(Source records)
# # #

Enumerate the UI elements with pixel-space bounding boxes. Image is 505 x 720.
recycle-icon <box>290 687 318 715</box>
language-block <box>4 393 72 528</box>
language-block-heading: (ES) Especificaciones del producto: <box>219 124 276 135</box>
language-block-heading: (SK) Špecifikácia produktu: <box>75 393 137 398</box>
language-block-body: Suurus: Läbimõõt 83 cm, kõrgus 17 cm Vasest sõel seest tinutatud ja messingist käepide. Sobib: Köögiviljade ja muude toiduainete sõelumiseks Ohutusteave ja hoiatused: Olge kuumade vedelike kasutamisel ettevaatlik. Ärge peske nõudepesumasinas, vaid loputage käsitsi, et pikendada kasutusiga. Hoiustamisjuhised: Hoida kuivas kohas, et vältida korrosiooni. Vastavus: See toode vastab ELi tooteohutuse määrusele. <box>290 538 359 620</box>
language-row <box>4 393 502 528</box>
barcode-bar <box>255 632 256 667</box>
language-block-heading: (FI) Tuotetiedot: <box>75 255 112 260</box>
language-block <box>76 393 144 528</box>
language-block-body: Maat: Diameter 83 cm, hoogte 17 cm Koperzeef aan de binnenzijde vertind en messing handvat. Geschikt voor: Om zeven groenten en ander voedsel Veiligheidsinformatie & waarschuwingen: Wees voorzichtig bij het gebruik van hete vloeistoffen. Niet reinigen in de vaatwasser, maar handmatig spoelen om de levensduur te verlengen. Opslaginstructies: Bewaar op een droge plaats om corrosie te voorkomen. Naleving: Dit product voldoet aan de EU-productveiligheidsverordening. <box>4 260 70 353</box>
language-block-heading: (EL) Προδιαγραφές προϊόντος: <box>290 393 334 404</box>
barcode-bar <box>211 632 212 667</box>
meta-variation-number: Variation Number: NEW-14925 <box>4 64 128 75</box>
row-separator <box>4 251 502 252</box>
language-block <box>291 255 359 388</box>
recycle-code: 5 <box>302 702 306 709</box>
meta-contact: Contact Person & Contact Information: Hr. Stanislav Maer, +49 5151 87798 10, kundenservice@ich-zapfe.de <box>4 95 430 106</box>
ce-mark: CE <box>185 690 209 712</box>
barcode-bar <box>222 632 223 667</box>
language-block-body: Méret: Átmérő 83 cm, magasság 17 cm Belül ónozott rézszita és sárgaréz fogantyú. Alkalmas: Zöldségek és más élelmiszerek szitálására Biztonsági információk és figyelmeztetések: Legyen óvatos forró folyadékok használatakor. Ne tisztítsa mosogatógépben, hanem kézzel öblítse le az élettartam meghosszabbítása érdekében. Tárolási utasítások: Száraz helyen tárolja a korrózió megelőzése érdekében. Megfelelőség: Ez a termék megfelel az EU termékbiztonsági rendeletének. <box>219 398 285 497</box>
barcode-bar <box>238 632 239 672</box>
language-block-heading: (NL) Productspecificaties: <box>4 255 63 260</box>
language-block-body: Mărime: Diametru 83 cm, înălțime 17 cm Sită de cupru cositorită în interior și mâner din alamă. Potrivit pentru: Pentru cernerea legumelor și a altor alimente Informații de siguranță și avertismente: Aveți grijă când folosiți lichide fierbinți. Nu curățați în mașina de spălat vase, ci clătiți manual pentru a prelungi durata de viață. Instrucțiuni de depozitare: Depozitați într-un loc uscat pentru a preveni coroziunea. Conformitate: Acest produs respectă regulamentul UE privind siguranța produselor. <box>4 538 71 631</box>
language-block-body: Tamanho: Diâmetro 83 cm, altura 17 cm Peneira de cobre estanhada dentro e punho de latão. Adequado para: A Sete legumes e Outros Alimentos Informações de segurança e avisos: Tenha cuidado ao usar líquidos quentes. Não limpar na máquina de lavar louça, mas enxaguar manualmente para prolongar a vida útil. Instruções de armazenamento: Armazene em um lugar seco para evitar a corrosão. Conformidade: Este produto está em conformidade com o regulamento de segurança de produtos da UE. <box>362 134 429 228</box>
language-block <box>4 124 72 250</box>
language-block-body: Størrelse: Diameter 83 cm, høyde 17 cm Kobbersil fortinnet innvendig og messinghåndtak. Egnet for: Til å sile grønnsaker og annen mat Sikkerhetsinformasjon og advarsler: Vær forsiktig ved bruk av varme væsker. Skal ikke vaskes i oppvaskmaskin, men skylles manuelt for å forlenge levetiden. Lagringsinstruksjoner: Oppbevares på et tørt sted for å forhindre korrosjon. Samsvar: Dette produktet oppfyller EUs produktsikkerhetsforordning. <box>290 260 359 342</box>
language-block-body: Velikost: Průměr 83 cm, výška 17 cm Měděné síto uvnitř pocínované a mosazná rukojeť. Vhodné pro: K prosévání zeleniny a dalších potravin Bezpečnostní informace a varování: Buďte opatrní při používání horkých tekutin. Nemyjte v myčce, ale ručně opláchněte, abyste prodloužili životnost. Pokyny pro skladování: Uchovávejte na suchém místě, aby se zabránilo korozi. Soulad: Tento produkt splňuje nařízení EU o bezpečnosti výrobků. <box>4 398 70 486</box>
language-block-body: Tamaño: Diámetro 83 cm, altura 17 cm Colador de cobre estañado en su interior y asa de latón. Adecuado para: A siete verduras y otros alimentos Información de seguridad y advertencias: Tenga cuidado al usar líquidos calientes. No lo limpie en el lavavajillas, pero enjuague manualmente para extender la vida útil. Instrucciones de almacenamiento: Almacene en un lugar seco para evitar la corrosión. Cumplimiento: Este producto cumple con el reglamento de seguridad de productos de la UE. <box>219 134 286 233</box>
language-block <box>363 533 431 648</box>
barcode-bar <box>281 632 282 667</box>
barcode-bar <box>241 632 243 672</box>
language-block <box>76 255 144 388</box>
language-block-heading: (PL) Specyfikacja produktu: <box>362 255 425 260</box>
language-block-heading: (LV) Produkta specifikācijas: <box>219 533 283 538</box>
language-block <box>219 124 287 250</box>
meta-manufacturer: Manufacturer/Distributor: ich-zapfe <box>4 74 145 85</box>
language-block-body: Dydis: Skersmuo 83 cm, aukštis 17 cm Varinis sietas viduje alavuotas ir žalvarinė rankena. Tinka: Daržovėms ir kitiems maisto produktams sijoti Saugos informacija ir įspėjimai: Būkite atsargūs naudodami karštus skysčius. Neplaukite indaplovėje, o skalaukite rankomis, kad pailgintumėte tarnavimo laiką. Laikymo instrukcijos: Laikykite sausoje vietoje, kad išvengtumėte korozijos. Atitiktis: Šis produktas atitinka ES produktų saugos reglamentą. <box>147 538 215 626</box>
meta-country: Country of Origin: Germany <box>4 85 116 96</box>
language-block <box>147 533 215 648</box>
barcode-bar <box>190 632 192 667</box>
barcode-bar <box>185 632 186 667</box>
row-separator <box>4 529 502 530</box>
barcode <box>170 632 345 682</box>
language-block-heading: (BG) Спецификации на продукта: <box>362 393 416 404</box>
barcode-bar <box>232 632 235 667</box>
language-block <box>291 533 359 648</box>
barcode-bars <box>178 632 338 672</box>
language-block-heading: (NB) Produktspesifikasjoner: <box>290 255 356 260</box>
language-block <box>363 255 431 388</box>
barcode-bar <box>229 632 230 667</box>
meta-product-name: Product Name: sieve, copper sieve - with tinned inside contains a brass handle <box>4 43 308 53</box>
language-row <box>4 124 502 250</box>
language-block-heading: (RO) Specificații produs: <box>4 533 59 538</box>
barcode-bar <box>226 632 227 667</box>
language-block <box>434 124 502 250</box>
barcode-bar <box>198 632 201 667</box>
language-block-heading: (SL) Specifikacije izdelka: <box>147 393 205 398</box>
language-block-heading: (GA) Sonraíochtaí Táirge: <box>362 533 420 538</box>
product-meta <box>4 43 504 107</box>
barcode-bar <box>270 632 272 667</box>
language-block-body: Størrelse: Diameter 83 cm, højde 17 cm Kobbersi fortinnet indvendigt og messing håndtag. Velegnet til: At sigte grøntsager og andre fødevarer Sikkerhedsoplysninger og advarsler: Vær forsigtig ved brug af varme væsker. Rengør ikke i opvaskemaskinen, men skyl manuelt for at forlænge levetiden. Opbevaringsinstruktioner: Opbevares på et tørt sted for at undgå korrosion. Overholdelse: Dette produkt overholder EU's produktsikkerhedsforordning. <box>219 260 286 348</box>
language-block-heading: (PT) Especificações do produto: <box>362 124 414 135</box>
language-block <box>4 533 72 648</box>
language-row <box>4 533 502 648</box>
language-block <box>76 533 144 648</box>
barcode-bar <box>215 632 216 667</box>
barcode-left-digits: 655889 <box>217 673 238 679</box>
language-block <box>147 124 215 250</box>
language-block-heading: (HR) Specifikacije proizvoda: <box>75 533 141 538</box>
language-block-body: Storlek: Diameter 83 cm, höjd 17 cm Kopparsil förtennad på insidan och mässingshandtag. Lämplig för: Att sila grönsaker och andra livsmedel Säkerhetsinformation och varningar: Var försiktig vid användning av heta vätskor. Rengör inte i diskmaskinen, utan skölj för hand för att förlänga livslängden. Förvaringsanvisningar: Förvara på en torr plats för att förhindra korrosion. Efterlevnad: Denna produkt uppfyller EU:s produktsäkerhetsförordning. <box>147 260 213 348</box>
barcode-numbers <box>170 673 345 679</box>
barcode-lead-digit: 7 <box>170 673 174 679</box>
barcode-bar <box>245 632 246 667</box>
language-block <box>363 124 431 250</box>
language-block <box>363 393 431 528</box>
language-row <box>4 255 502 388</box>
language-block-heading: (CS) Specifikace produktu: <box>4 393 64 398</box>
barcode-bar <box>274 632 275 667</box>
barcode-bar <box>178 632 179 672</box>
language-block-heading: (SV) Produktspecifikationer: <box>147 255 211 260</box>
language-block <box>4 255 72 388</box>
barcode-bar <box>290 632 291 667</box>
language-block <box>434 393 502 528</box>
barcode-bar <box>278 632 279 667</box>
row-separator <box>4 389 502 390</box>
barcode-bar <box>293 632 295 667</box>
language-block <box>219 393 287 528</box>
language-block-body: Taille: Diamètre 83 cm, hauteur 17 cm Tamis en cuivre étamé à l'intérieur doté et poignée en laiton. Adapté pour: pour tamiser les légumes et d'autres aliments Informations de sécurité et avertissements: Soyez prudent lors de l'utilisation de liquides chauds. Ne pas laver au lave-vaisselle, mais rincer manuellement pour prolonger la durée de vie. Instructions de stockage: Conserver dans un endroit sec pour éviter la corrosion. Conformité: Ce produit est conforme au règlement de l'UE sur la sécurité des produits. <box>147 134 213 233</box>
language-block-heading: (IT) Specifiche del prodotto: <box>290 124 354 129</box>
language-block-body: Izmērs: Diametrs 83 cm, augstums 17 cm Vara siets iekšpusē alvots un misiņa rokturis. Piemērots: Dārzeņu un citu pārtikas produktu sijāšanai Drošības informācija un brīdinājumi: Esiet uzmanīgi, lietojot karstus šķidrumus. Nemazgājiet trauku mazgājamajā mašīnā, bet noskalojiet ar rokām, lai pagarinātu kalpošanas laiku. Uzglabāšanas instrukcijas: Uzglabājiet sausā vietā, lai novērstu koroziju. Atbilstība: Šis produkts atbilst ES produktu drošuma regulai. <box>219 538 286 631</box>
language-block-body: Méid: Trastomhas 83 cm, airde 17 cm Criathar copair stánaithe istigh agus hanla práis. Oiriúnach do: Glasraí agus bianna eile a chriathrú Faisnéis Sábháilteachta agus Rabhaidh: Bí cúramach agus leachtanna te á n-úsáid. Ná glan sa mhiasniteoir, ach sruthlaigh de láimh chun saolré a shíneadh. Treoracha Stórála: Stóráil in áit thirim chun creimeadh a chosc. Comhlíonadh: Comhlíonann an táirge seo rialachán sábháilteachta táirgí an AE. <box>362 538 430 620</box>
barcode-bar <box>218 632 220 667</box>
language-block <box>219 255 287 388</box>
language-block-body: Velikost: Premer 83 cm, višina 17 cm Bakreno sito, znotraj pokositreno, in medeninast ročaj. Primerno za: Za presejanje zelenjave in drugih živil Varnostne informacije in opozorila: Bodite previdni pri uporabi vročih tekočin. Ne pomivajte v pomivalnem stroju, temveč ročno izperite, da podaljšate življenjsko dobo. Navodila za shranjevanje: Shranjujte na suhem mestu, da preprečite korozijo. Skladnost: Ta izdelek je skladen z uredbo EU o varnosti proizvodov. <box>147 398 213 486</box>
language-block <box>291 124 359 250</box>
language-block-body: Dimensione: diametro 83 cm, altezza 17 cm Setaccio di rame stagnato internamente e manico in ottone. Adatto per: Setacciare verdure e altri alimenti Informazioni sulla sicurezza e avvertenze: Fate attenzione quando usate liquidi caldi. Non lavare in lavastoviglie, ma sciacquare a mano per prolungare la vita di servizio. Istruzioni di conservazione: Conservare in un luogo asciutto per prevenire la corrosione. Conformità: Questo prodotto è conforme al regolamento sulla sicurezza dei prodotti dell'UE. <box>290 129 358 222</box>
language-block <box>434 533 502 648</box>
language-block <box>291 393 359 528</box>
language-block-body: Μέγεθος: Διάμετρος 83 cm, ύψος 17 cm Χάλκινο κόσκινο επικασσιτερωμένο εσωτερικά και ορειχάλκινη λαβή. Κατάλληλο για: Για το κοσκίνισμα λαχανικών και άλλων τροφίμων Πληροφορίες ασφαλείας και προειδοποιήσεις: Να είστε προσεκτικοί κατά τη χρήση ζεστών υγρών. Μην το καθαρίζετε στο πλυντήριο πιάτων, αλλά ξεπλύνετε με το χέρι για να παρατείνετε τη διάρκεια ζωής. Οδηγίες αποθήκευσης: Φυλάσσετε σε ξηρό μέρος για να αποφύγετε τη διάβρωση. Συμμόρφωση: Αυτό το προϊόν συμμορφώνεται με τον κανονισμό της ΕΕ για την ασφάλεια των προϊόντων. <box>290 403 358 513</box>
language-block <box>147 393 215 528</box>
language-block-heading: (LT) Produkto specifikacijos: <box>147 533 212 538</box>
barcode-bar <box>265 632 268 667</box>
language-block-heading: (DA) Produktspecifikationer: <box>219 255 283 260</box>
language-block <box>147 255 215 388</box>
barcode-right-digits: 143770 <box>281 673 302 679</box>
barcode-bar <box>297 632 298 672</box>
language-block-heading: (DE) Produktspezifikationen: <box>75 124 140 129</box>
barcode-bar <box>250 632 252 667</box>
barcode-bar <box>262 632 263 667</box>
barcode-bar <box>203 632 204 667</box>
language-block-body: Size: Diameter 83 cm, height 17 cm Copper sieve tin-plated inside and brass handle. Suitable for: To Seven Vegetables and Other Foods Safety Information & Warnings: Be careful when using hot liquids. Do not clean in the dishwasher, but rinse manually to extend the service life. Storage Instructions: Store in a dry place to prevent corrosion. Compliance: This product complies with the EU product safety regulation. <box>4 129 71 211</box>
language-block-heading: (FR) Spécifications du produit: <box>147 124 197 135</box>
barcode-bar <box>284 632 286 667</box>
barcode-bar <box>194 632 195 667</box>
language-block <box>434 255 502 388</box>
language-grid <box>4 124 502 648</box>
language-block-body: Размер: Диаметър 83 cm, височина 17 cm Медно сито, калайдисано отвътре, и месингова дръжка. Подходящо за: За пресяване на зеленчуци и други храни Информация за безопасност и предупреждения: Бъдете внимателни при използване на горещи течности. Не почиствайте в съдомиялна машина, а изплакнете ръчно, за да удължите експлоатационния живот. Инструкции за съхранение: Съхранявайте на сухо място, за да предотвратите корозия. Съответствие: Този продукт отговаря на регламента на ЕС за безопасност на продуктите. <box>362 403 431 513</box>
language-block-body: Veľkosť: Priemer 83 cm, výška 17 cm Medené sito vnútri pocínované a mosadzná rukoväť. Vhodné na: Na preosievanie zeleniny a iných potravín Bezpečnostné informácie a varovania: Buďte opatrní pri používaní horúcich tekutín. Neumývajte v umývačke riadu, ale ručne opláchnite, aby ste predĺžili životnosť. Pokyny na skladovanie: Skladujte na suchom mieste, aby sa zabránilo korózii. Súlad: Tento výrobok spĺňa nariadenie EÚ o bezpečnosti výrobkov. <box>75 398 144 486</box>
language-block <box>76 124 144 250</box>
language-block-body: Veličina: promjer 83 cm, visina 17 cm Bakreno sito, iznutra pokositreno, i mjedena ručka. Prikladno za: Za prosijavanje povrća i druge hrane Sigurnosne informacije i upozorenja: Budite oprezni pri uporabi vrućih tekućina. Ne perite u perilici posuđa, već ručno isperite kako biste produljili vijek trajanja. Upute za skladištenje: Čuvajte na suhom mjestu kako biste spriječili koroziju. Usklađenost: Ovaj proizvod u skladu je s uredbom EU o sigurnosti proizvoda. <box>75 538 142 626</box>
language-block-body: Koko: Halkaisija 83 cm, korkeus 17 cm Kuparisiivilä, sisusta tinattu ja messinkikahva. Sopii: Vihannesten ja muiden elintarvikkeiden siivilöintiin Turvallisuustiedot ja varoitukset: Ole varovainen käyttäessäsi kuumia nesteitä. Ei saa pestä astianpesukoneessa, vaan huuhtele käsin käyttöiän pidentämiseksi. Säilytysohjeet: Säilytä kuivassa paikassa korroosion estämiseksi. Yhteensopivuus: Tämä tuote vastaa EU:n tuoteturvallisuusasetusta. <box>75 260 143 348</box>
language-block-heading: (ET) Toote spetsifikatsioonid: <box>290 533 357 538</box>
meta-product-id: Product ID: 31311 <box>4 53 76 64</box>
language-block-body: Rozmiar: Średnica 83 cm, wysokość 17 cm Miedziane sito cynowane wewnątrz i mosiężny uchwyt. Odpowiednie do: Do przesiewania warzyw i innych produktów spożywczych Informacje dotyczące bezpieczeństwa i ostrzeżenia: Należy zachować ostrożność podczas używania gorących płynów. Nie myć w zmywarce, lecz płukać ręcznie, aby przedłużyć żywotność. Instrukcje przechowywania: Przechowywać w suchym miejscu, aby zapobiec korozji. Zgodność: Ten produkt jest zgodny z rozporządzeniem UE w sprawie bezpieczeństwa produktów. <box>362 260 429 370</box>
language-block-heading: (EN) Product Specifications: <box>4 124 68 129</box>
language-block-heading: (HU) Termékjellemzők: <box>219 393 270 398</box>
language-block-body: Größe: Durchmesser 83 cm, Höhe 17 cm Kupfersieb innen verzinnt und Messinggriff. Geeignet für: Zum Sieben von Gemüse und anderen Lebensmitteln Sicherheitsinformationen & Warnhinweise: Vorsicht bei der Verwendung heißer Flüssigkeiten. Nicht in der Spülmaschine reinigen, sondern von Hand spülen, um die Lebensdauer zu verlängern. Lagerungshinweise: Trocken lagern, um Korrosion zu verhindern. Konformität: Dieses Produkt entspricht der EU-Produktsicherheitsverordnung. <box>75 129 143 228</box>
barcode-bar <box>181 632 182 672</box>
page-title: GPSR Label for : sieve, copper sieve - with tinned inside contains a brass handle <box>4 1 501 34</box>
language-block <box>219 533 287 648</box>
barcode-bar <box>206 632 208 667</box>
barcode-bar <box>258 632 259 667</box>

# # #

*Problem to work on*:
Starting at the top of the records and stopping after the line that has "language-block-heading: (ES) Especificaciones", write those lines out again with "Enumerate" switched to "List". Leave everything else the same.

*Task response*:
List the UI elements with pixel-space bounding boxes. Image is 505 x 720.
recycle-icon <box>290 687 318 715</box>
language-block <box>4 393 72 528</box>
language-block-heading: (ES) Especificaciones del producto: <box>219 124 276 135</box>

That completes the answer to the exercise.